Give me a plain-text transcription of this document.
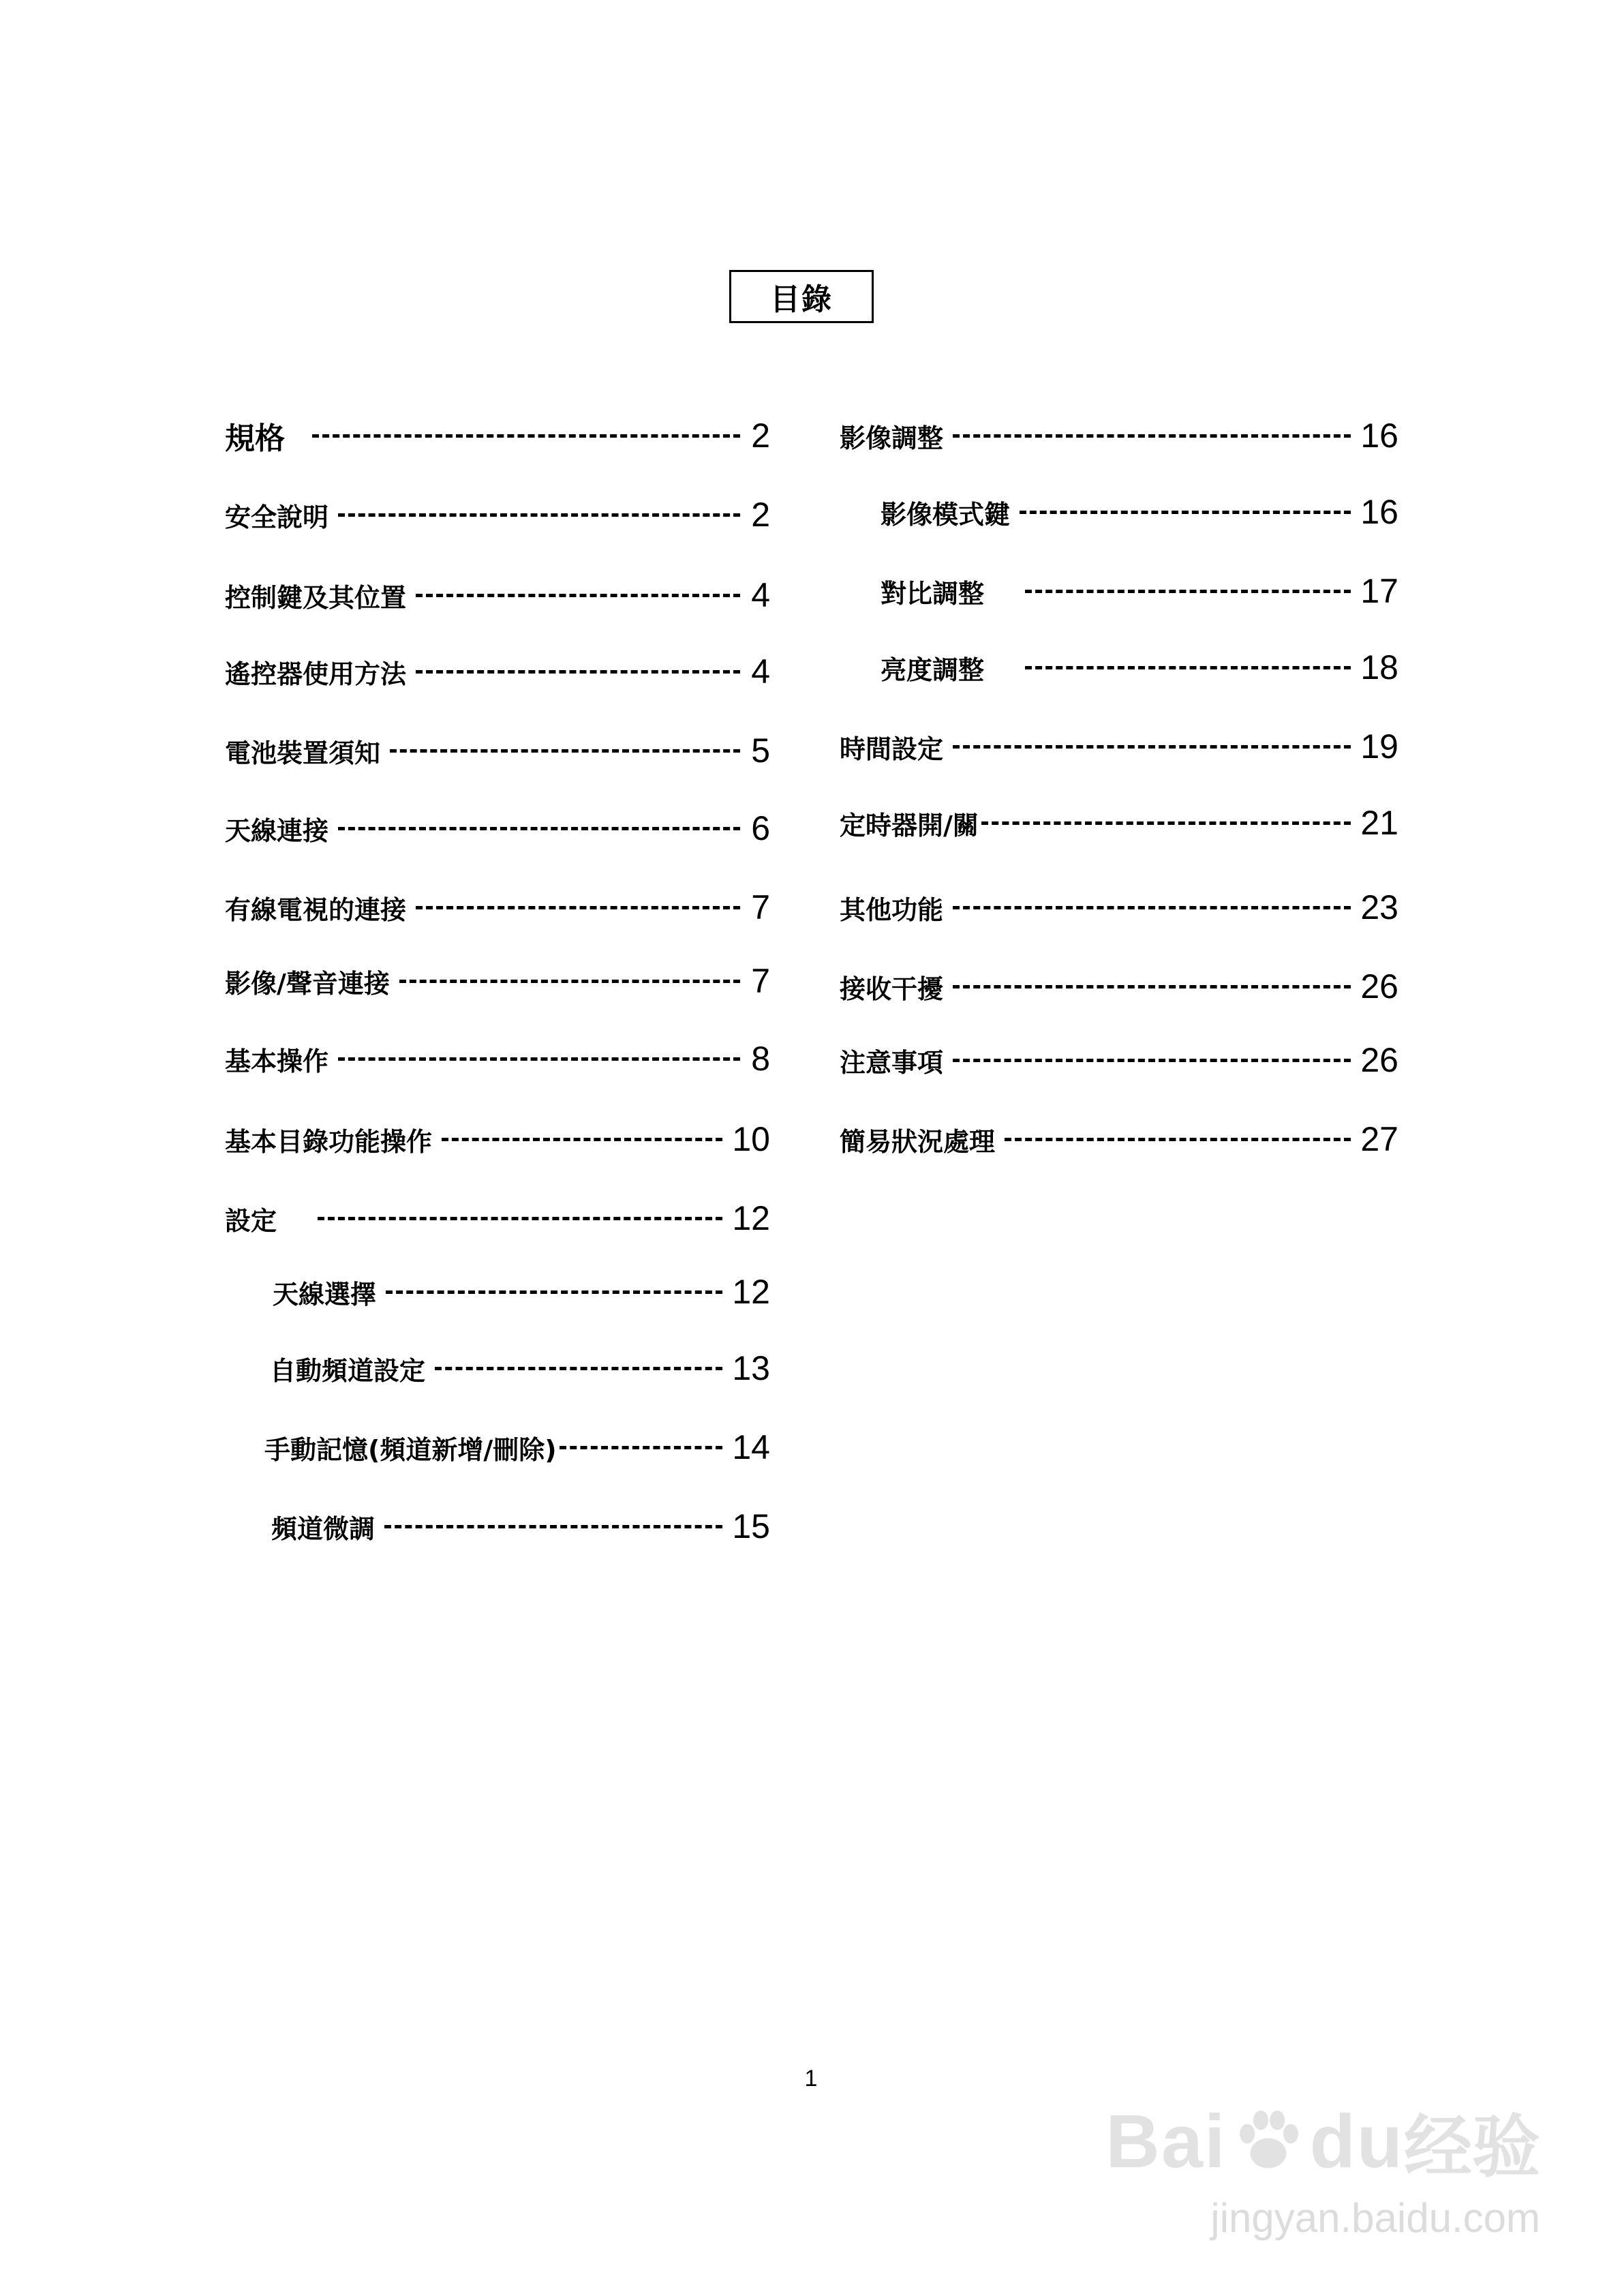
目錄
規格	2
安全說明	2
控制鍵及其位置	4
遙控器使用方法	4
電池裝置須知	5
天線連接	6
有線電視的連接	7
影像/聲音連接	7
基本操作	8
基本目錄功能操作	10
設定	12
天線選擇	12
自動頻道設定	13
手動記憶(頻道新增/刪除)	14
頻道微調	15
影像調整	16
影像模式鍵	16
對比調整	17
亮度調整	18
時間設定	19
定時器開/關	21
其他功能	23
接收干擾	26
注意事項	26
簡易狀況處理	27
1
Bai du 经验
jingyan.baidu.com
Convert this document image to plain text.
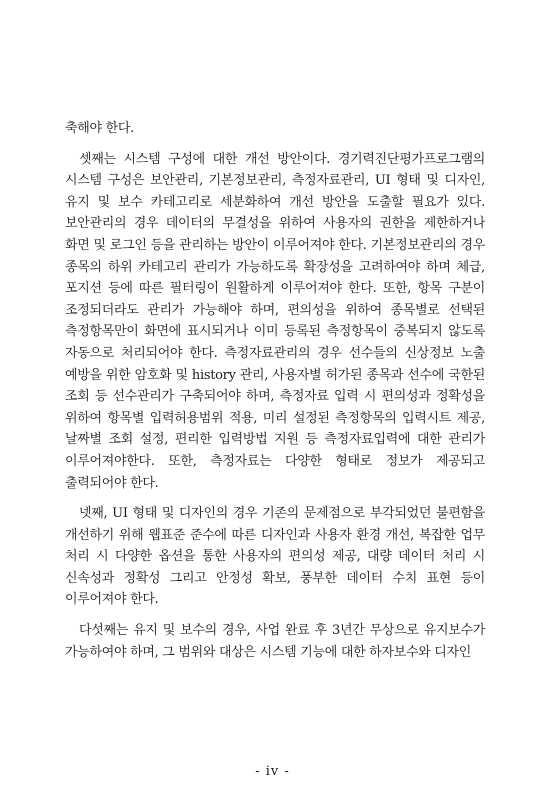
축해야 한다.

셋째는 시스템 구성에 대한 개선 방안이다. 경기력진단평가프로그램의 시스템 구성은 보안관리, 기본정보관리, 측정자료관리, UI 형태 및 디자인, 유지 및 보수 카테고리로 세분화하여 개선 방안을 도출할 필요가 있다. 보안관리의 경우 데이터의 무결성을 위하여 사용자의 권한을 제한하거나 화면 및 로그인 등을 관리하는 방안이 이루어져야 한다. 기본정보관리의 경우 종목의 하위 카테고리 관리가 가능하도록 확장성을 고려하여야 하며 체급, 포지션 등에 따른 필터링이 원활하게 이루어져야 한다. 또한, 항목 구분이 조정되더라도 관리가 가능해야 하며, 편의성을 위하여 종목별로 선택된 측정항목만이 화면에 표시되거나 이미 등록된 측정항목이 중복되지 않도록 자동으로 처리되어야 한다. 측정자료관리의 경우 선수들의 신상정보 노출 예방을 위한 암호화 및 history 관리, 사용자별 허가된 종목과 선수에 국한된 조회 등 선수관리가 구축되어야 하며, 측정자료 입력 시 편의성과 정확성을 위하여 항목별 입력허용범위 적용, 미리 설정된 측정항목의 입력시트 제공, 날짜별 조회 설정, 편리한 입력방법 지원 등 측정자료입력에 대한 관리가 이루어져야한다. 또한, 측정자료는 다양한 형태로 정보가 제공되고 출력되어야 한다.

넷째, UI 형태 및 디자인의 경우 기존의 문제점으로 부각되었던 불편함을 개선하기 위해 웹표준 준수에 따른 디자인과 사용자 환경 개선, 복잡한 업무 처리 시 다양한 옵션을 통한 사용자의 편의성 제공, 대량 데이터 처리 시 신속성과 정확성 그리고 안정성 확보, 풍부한 데이터 수치 표현 등이 이루어져야 한다.

다섯째는 유지 및 보수의 경우, 사업 완료 후 3년간 무상으로 유지보수가 가능하여야 하며, 그 범위와 대상은 시스템 기능에 대한 하자보수와 디자인

- iv -
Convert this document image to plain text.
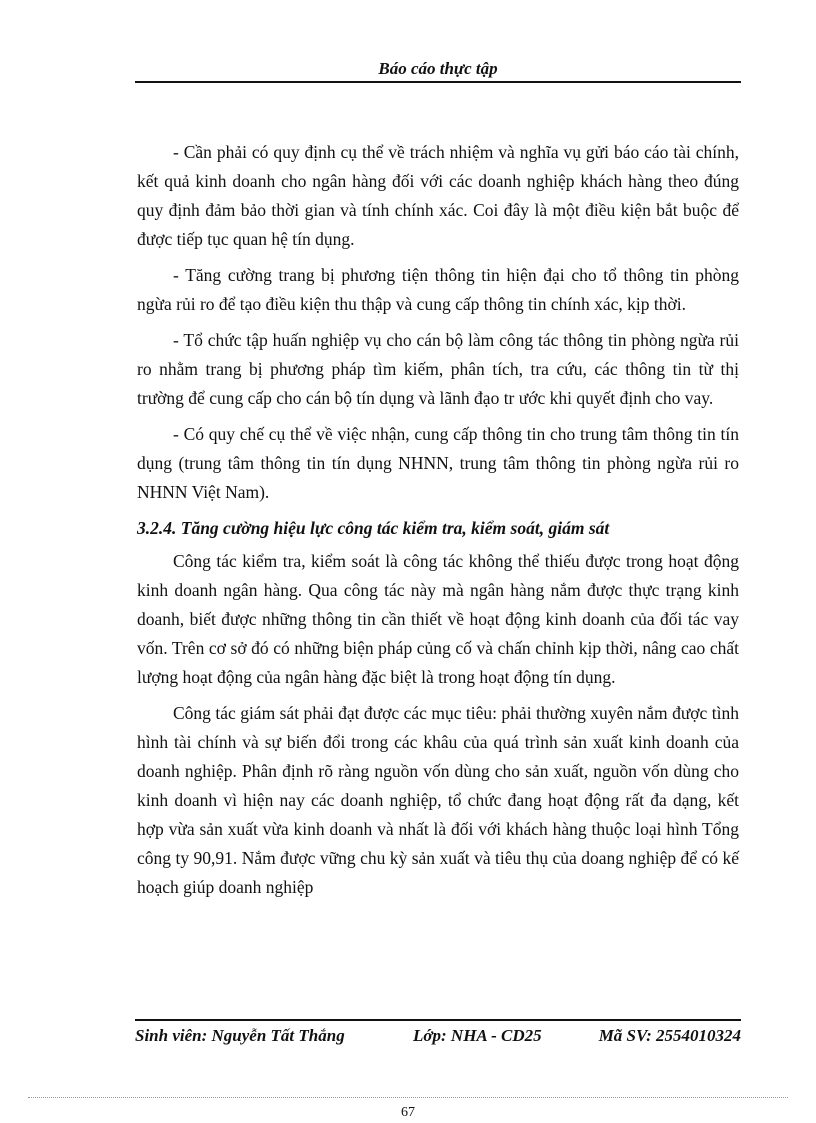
Báo cáo thực tập

- Cần phải có quy định cụ thể về trách nhiệm và nghĩa vụ gửi báo cáo tài chính, kết quả kinh doanh cho ngân hàng đối với các doanh nghiệp khách hàng theo đúng quy định đảm bảo thời gian và tính chính xác. Coi đây là một điều kiện bắt buộc để được tiếp tục quan hệ tín dụng.

- Tăng cường trang bị phương tiện thông tin hiện đại cho tổ thông tin phòng ngừa rủi ro để tạo điều kiện thu thập và cung cấp thông tin chính xác, kịp thời.

- Tổ chức tập huấn nghiệp vụ cho cán bộ làm công tác thông tin phòng ngừa rủi ro nhằm trang bị phương pháp tìm kiếm, phân tích, tra cứu, các thông tin từ thị trường để cung cấp cho cán bộ tín dụng và lãnh đạo tr ước khi quyết định cho vay.

- Có quy chế cụ thể về việc nhận, cung cấp thông tin cho trung tâm thông tin tín dụng (trung tâm thông tin tín dụng NHNN, trung tâm thông tin phòng ngừa rủi ro NHNN Việt Nam).

3.2.4. Tăng cường hiệu lực công tác kiểm tra, kiểm soát, giám sát

Công tác kiểm tra, kiểm soát là công tác không thể thiếu được trong hoạt động kinh doanh ngân hàng. Qua công tác này mà ngân hàng nắm được thực trạng kinh doanh, biết được những thông tin cần thiết về hoạt động kinh doanh của đối tác vay vốn. Trên cơ sở đó có những biện pháp củng cố và chấn chỉnh kịp thời, nâng cao chất lượng hoạt động của ngân hàng đặc biệt là trong hoạt động tín dụng.

Công tác giám sát phải đạt được các mục tiêu: phải thường xuyên nắm được tình hình tài chính và sự biến đổi trong các khâu của quá trình sản xuất kinh doanh của doanh nghiệp. Phân định rõ ràng nguồn vốn dùng cho sản xuất, nguồn vốn dùng cho kinh doanh vì hiện nay các doanh nghiệp, tổ chức đang hoạt động rất đa dạng, kết hợp vừa sản xuất vừa kinh doanh và nhất là đối với khách hàng thuộc loại hình Tổng công ty 90,91. Nắm được vững chu kỳ sản xuất và tiêu thụ của doang nghiệp để có kế hoạch giúp doanh nghiệp

Sinh viên: Nguyễn Tất Thắng	Lớp: NHA - CD25	Mã SV: 2554010324
67
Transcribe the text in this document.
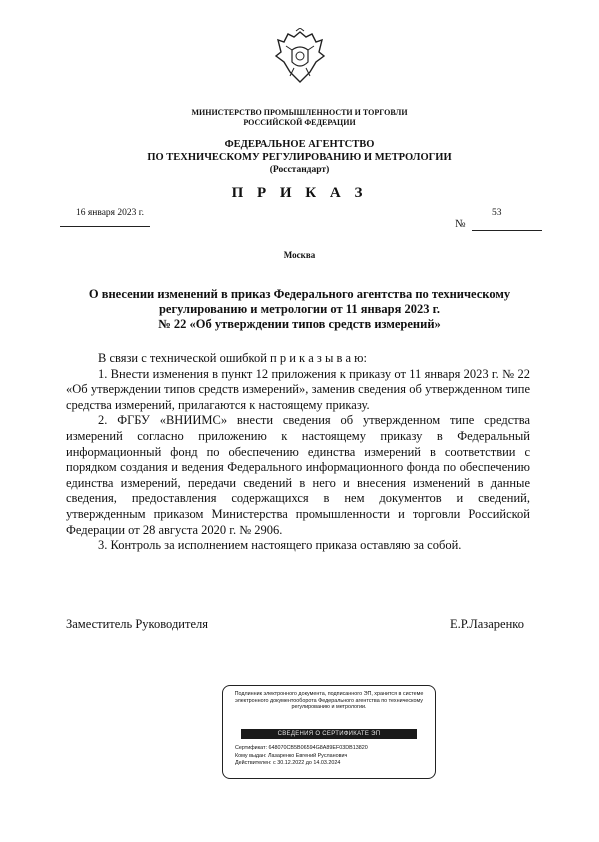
МИНИСТЕРСТВО ПРОМЫШЛЕННОСТИ И ТОРГОВЛИ
РОССИЙСКОЙ ФЕДЕРАЦИИ
ФЕДЕРАЛЬНОЕ АГЕНТСТВО
ПО ТЕХНИЧЕСКОМУ РЕГУЛИРОВАНИЮ И МЕТРОЛОГИИ
(Росстандарт)
П Р И К А З
16 января 2023 г.	53
№
Москва
О внесении изменений в приказ Федерального агентства по техническому
регулированию и метрологии от 11 января 2023 г.
№ 22 «Об утверждении типов средств измерений»

В связи с технической ошибкой п р и к а з ы в а ю:

1. Внести изменения в пункт 12 приложения к приказу от 11 января 2023 г. № 22 «Об утверждении типов средств измерений», заменив сведения об утвержденном типе средства измерений, прилагаются к настоящему приказу.

2. ФГБУ «ВНИИМС» внести сведения об утвержденном типе средства измерений согласно приложению к настоящему приказу в Федеральный информационный фонд по обеспечению единства измерений в соответствии с порядком создания и ведения Федерального информационного фонда по обеспечению единства измерений, передачи сведений в него и внесения изменений в данные сведения, предоставления содержащихся в нем документов и сведений, утвержденным приказом Министерства промышленности и торговли Российской Федерации от 28 августа 2020 г. № 2906.

3. Контроль за исполнением настоящего приказа оставляю за собой.

Заместитель Руководителя	Е.Р.Лазаренко
Подлинник электронного документа, подписанного ЭП, хранится в системе электронного документооборота Федерального агентства по техническому регулированию и метрологии.
СВЕДЕНИЯ О СЕРТИФИКАТЕ ЭП
Сертификат: 648070CB5B06594G8A89EF03DB13820
Кому выдан: Лазаренко Евгений Русланович
Действителен: с 30.12.2022 до 14.03.2024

**EXERCISE DETAILS**
Write down exactly the lines running from the line with "Transcribe the text in this document." through the end of the material, both ends included, and none of the pictures.

**FULL OUTPUT**
Transcribe the text in this document.
МИНИСТЕРСТВО ПРОМЫШЛЕННОСТИ И ТОРГОВЛИ
РОССИЙСКОЙ ФЕДЕРАЦИИ
ФЕДЕРАЛЬНОЕ АГЕНТСТВО
ПО ТЕХНИЧЕСКОМУ РЕГУЛИРОВАНИЮ И МЕТРОЛОГИИ
(Росстандарт)
П Р И К А З
16 января 2023 г.	53
№
Москва
О внесении изменений в приказ Федерального агентства по техническому
регулированию и метрологии от 11 января 2023 г.
№ 22 «Об утверждении типов средств измерений»

В связи с технической ошибкой п р и к а з ы в а ю:

1. Внести изменения в пункт 12 приложения к приказу от 11 января 2023 г. № 22 «Об утверждении типов средств измерений», заменив сведения об утвержденном типе средства измерений, прилагаются к настоящему приказу.

2. ФГБУ «ВНИИМС» внести сведения об утвержденном типе средства измерений согласно приложению к настоящему приказу в Федеральный информационный фонд по обеспечению единства измерений в соответствии с порядком создания и ведения Федерального информационного фонда по обеспечению единства измерений, передачи сведений в него и внесения изменений в данные сведения, предоставления содержащихся в нем документов и сведений, утвержденным приказом Министерства промышленности и торговли Российской Федерации от 28 августа 2020 г. № 2906.

3. Контроль за исполнением настоящего приказа оставляю за собой.

Заместитель Руководителя	Е.Р.Лазаренко
Подлинник электронного документа, подписанного ЭП, хранится в системе электронного документооборота Федерального агентства по техническому регулированию и метрологии.
СВЕДЕНИЯ О СЕРТИФИКАТЕ ЭП
Сертификат: 648070CB5B06594G8A89EF03DB13820
Кому выдан: Лазаренко Евгений Русланович
Действителен: с 30.12.2022 до 14.03.2024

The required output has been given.